• **Task to carry out**
In full and without alteration, repeat the material.

• **Information supplied**
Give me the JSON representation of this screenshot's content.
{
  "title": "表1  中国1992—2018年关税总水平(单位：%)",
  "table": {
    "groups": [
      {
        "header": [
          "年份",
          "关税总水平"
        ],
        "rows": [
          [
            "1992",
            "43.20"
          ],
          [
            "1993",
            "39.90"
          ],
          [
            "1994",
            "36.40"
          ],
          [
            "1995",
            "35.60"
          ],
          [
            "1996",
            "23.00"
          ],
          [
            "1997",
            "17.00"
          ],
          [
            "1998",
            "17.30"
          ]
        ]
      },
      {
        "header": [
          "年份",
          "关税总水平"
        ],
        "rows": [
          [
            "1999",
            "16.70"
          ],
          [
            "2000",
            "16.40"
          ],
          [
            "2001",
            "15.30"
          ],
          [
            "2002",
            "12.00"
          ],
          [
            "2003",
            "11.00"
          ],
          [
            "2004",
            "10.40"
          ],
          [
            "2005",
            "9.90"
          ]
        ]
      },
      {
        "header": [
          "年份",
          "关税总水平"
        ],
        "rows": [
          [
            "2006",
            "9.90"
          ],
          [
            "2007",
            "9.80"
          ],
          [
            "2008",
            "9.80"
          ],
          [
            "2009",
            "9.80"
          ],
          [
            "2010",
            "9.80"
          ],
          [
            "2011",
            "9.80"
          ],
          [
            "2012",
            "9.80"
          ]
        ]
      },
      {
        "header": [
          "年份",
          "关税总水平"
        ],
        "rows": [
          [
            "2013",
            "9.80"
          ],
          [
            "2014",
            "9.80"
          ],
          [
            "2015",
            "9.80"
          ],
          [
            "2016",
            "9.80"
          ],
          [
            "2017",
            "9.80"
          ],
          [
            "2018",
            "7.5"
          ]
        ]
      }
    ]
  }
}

• **Exercise result**
Give me the JSON representation of this screenshot's content.
{
  "title": "表1  中国1992—2018年关税总水平(单位：%)",
  "table": {
    "groups": [
      {
        "header": [
          "年份",
          "关税总水平"
        ],
        "rows": [
          [
            "1992",
            "43.20"
          ],
          [
            "1993",
            "39.90"
          ],
          [
            "1994",
            "36.40"
          ],
          [
            "1995",
            "35.60"
          ],
          [
            "1996",
            "23.00"
          ],
          [
            "1997",
            "17.00"
          ],
          [
            "1998",
            "17.30"
          ]
        ]
      },
      {
        "header": [
          "年份",
          "关税总水平"
        ],
        "rows": [
          [
            "1999",
            "16.70"
          ],
          [
            "2000",
            "16.40"
          ],
          [
            "2001",
            "15.30"
          ],
          [
            "2002",
            "12.00"
          ],
          [
            "2003",
            "11.00"
          ],
          [
            "2004",
            "10.40"
          ],
          [
            "2005",
            "9.90"
          ]
        ]
      },
      {
        "header": [
          "年份",
          "关税总水平"
        ],
        "rows": [
          [
            "2006",
            "9.90"
          ],
          [
            "2007",
            "9.80"
          ],
          [
            "2008",
            "9.80"
          ],
          [
            "2009",
            "9.80"
          ],
          [
            "2010",
            "9.80"
          ],
          [
            "2011",
            "9.80"
          ],
          [
            "2012",
            "9.80"
          ]
        ]
      },
      {
        "header": [
          "年份",
          "关税总水平"
        ],
        "rows": [
          [
            "2013",
            "9.80"
          ],
          [
            "2014",
            "9.80"
          ],
          [
            "2015",
            "9.80"
          ],
          [
            "2016",
            "9.80"
          ],
          [
            "2017",
            "9.80"
          ],
          [
            "2018",
            "7.5"
          ]
        ]
      }
    ]
  }
}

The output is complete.